## TASK DIRECTIONS
Present the following entries again, word for word and in full.

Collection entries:
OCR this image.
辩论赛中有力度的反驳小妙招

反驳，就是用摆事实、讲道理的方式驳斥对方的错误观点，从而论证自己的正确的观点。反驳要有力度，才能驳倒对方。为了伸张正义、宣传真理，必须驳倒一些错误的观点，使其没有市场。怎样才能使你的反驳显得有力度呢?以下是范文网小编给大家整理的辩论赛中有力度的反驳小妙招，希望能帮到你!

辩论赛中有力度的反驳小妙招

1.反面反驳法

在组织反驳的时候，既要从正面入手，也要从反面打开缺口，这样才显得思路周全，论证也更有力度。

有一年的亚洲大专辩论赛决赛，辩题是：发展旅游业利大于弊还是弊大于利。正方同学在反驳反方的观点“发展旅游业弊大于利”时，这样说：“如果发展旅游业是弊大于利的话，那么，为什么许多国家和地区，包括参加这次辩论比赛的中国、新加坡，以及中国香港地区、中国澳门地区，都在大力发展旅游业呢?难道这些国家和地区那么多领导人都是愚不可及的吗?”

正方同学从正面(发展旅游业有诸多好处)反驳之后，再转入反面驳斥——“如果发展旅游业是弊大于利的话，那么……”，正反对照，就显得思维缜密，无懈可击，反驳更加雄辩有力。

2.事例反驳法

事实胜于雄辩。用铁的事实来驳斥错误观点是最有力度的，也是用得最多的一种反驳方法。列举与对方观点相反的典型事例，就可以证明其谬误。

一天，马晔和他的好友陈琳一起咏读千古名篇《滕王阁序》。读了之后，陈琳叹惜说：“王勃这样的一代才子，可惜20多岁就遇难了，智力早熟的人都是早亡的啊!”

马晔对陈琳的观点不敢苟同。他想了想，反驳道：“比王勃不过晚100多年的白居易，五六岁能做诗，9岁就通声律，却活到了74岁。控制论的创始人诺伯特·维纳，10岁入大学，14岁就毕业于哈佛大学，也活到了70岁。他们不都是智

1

## EXERCISE SOLUTION
OCR this image.
辩论赛中有力度的反驳小妙招

反驳，就是用摆事实、讲道理的方式驳斥对方的错误观点，从而论证自己的正确的观点。反驳要有力度，才能驳倒对方。为了伸张正义、宣传真理，必须驳倒一些错误的观点，使其没有市场。怎样才能使你的反驳显得有力度呢?以下是范文网小编给大家整理的辩论赛中有力度的反驳小妙招，希望能帮到你!

辩论赛中有力度的反驳小妙招

1.反面反驳法

在组织反驳的时候，既要从正面入手，也要从反面打开缺口，这样才显得思路周全，论证也更有力度。

有一年的亚洲大专辩论赛决赛，辩题是：发展旅游业利大于弊还是弊大于利。正方同学在反驳反方的观点“发展旅游业弊大于利”时，这样说：“如果发展旅游业是弊大于利的话，那么，为什么许多国家和地区，包括参加这次辩论比赛的中国、新加坡，以及中国香港地区、中国澳门地区，都在大力发展旅游业呢?难道这些国家和地区那么多领导人都是愚不可及的吗?”

正方同学从正面(发展旅游业有诸多好处)反驳之后，再转入反面驳斥——“如果发展旅游业是弊大于利的话，那么……”，正反对照，就显得思维缜密，无懈可击，反驳更加雄辩有力。

2.事例反驳法

事实胜于雄辩。用铁的事实来驳斥错误观点是最有力度的，也是用得最多的一种反驳方法。列举与对方观点相反的典型事例，就可以证明其谬误。

一天，马晔和他的好友陈琳一起咏读千古名篇《滕王阁序》。读了之后，陈琳叹惜说：“王勃这样的一代才子，可惜20多岁就遇难了，智力早熟的人都是早亡的啊!”

马晔对陈琳的观点不敢苟同。他想了想，反驳道：“比王勃不过晚100多年的白居易，五六岁能做诗，9岁就通声律，却活到了74岁。控制论的创始人诺伯特·维纳，10岁入大学，14岁就毕业于哈佛大学，也活到了70岁。他们不都是智

1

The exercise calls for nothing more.